(Extracted data entries)

● ● ● ● ●

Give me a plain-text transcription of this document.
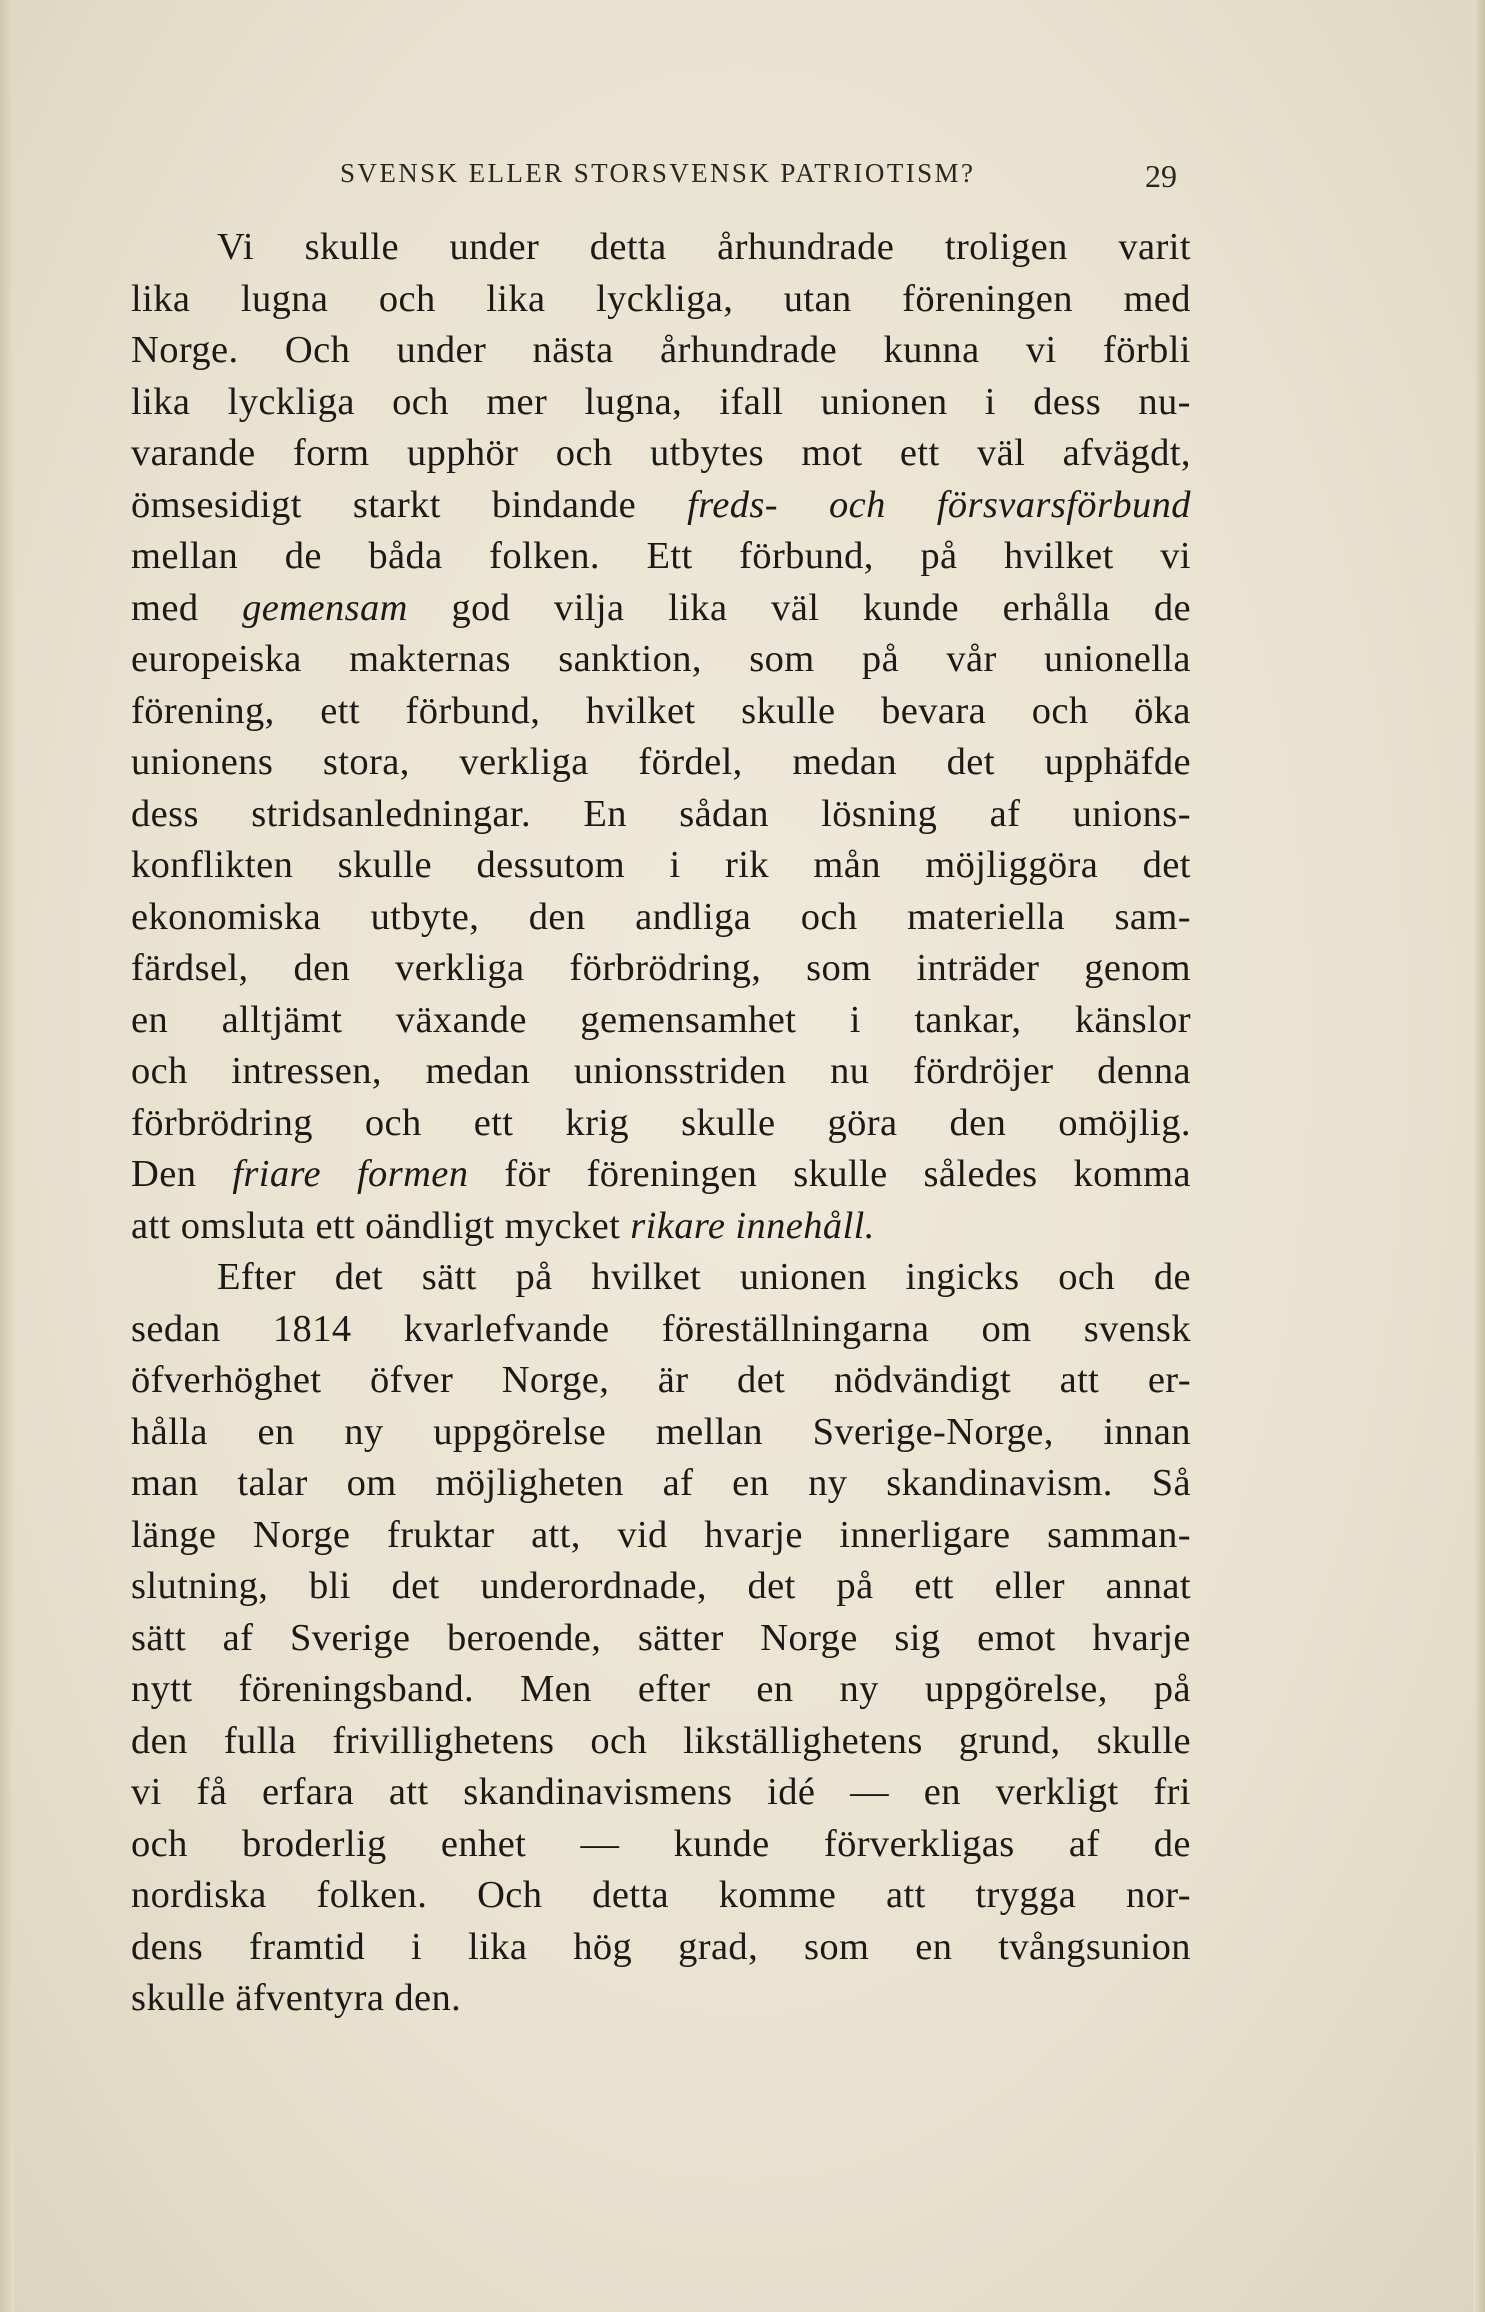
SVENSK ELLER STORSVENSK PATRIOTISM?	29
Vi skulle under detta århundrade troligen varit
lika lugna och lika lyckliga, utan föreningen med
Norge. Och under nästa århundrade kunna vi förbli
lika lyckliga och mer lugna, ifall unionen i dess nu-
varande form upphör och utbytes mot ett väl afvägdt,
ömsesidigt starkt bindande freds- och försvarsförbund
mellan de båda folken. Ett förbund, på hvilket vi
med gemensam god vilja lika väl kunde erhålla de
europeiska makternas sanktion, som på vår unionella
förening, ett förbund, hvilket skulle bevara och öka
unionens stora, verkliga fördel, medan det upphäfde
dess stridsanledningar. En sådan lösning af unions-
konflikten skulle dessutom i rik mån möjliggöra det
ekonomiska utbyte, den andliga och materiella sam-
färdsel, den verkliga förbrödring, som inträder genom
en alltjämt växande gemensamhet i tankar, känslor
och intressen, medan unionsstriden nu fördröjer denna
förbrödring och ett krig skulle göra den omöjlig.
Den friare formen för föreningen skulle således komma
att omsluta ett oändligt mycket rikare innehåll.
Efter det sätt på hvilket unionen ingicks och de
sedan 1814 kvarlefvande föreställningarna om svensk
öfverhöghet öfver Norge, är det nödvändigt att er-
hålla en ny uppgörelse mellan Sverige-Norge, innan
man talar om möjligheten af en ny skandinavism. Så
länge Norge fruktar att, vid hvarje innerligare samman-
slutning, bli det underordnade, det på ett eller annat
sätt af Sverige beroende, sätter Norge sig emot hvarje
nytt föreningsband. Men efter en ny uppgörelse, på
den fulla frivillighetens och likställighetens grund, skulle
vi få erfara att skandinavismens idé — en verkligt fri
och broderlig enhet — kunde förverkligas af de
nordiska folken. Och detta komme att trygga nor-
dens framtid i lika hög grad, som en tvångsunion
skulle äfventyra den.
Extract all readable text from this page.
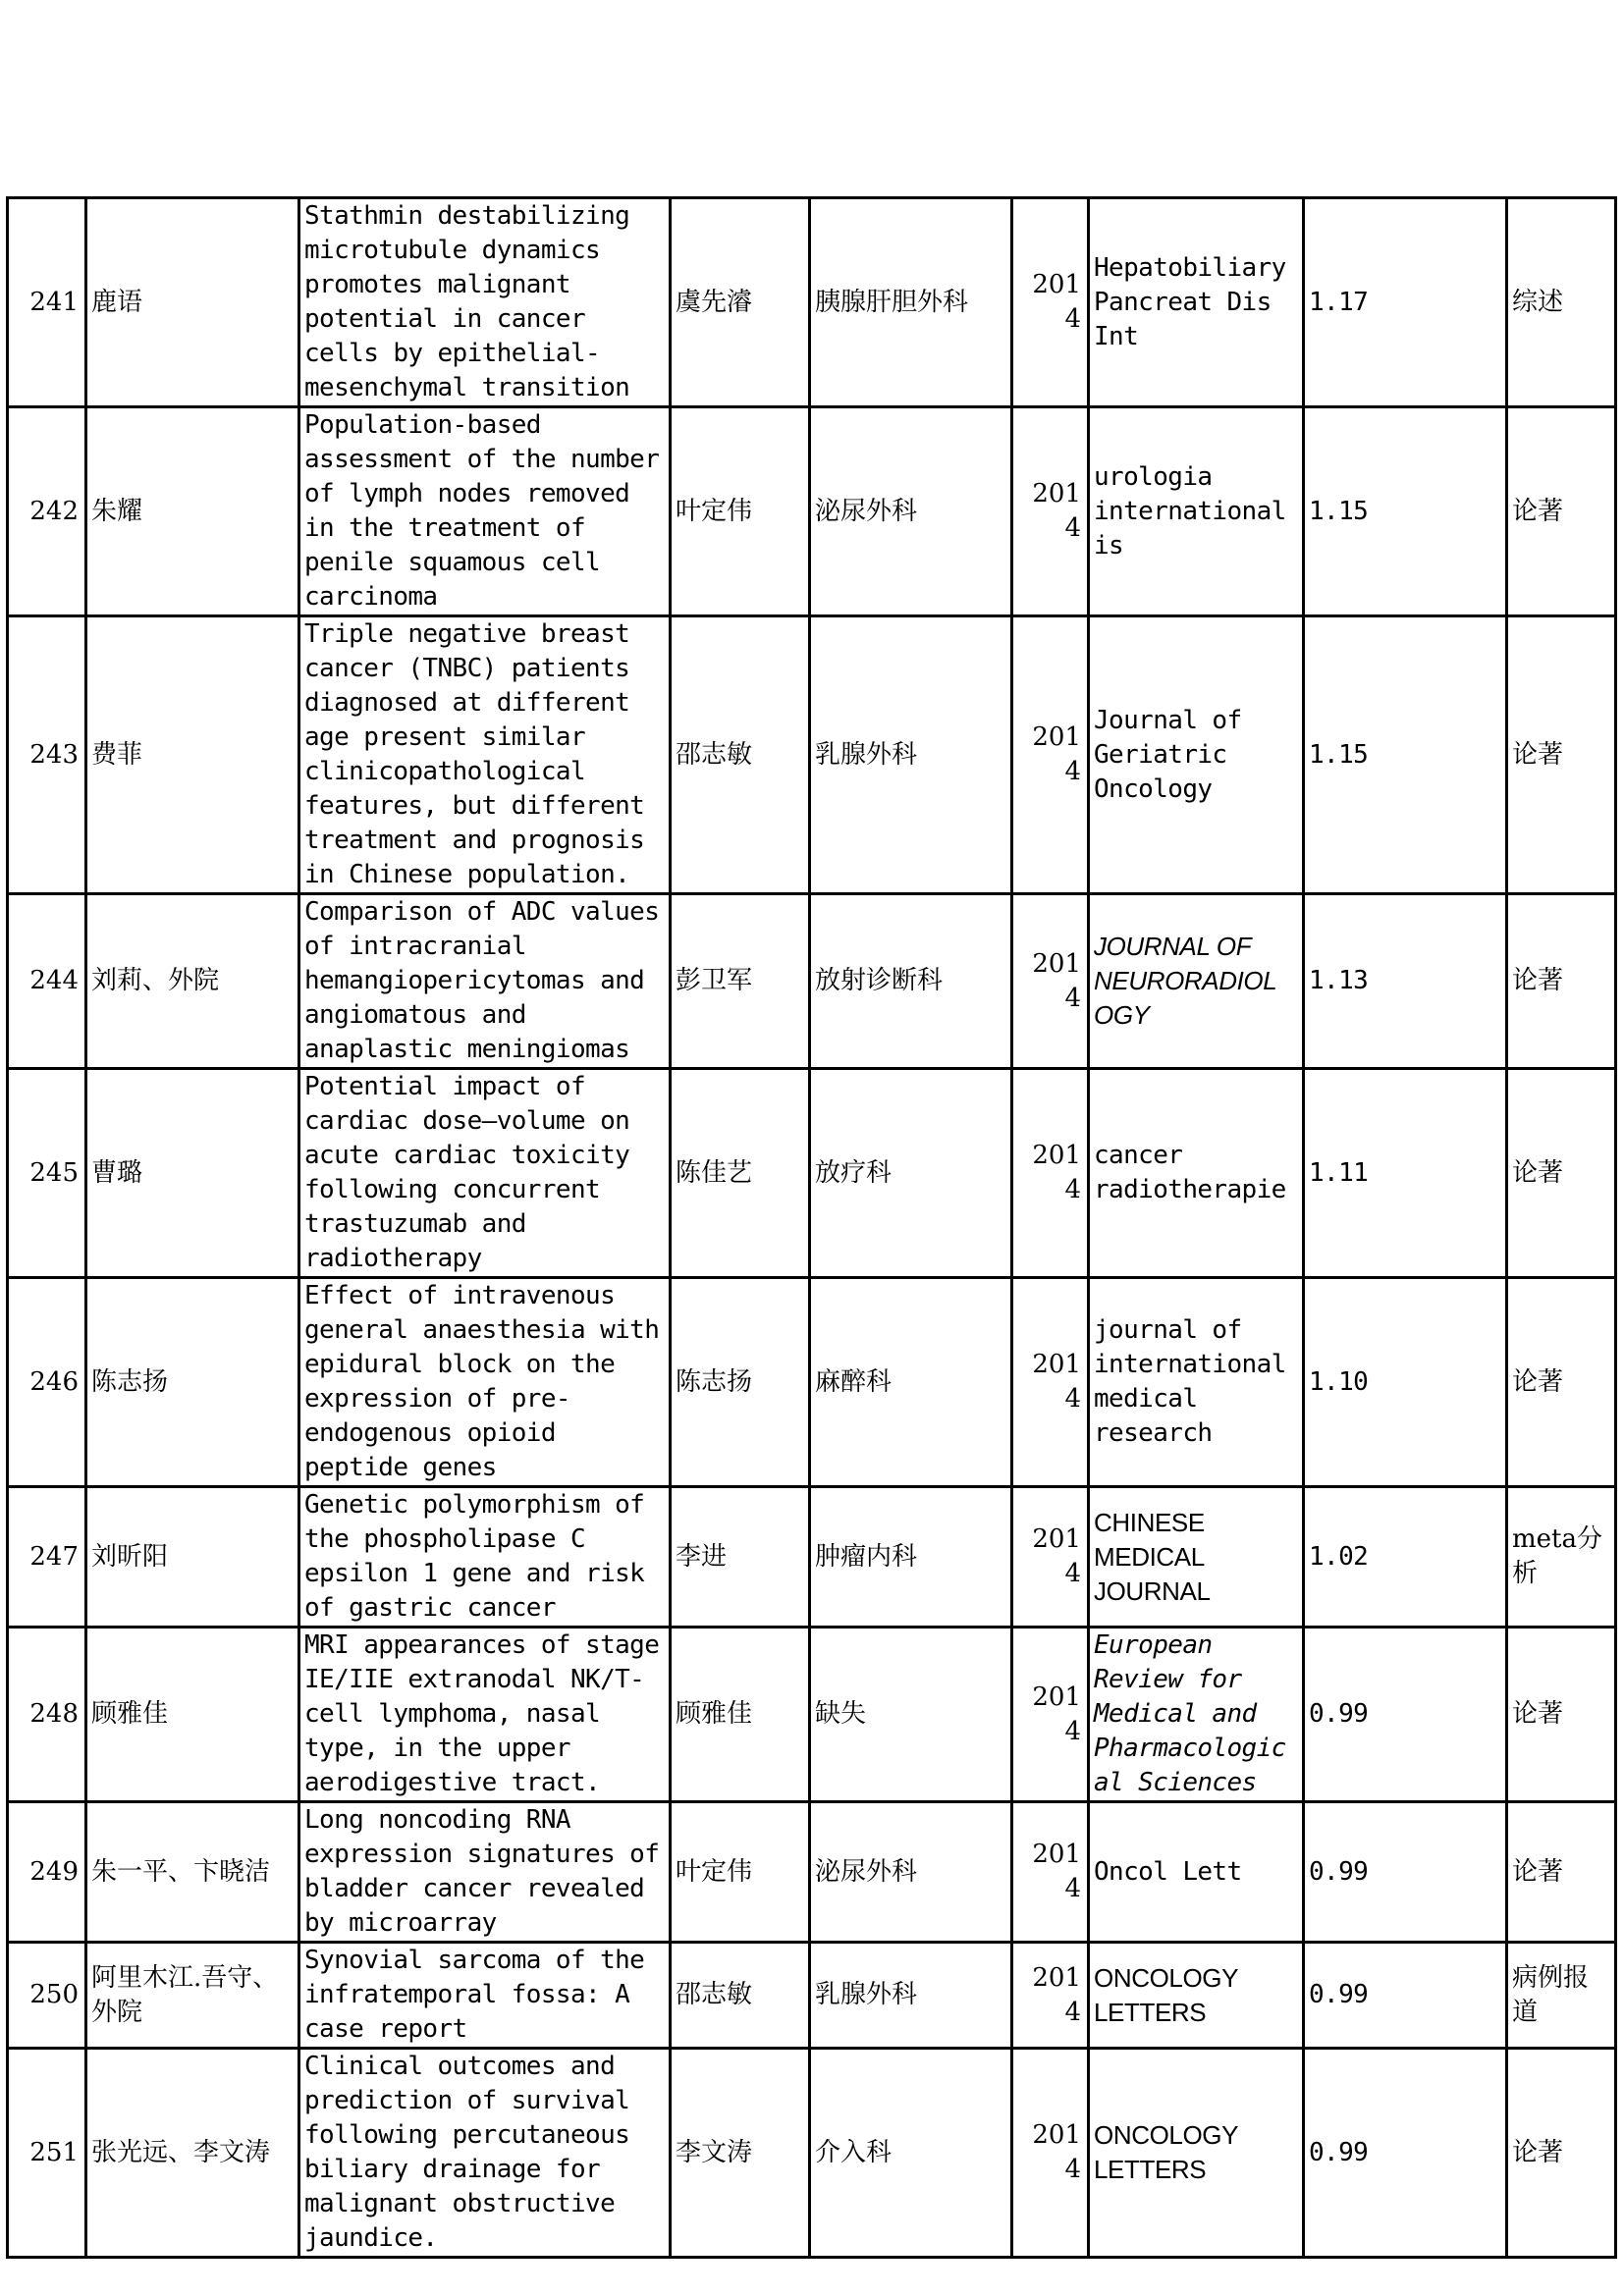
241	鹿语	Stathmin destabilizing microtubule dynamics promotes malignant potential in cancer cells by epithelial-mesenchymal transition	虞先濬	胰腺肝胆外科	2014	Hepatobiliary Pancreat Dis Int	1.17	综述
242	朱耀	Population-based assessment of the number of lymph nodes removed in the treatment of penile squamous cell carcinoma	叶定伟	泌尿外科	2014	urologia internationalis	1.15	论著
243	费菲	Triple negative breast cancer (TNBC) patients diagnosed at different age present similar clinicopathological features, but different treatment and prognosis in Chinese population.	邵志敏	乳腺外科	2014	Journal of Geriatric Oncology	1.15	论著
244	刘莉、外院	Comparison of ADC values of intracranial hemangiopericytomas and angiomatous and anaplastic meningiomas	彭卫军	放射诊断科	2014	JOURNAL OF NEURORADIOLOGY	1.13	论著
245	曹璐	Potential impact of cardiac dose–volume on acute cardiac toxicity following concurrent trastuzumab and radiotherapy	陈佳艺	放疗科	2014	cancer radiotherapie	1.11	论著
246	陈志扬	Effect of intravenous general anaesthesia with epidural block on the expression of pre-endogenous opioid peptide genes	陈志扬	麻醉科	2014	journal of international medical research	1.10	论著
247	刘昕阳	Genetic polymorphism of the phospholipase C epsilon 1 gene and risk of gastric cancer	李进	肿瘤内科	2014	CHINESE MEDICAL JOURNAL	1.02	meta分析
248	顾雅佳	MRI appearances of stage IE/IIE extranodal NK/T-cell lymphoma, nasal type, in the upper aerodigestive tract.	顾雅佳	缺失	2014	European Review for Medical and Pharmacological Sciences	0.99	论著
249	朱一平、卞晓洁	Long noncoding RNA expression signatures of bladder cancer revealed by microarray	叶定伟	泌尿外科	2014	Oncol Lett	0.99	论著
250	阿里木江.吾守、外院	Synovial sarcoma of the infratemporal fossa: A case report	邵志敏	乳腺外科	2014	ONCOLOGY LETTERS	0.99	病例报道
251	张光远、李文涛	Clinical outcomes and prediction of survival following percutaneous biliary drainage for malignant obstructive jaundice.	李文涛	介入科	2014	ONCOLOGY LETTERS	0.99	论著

● ● ● ● ●

§ **EXERCISE DESCRIPTION**
Within the entries above, count the lines that include "hvilket". The answer is that number alone.

§ **ANSWER FOR THE TASK**
3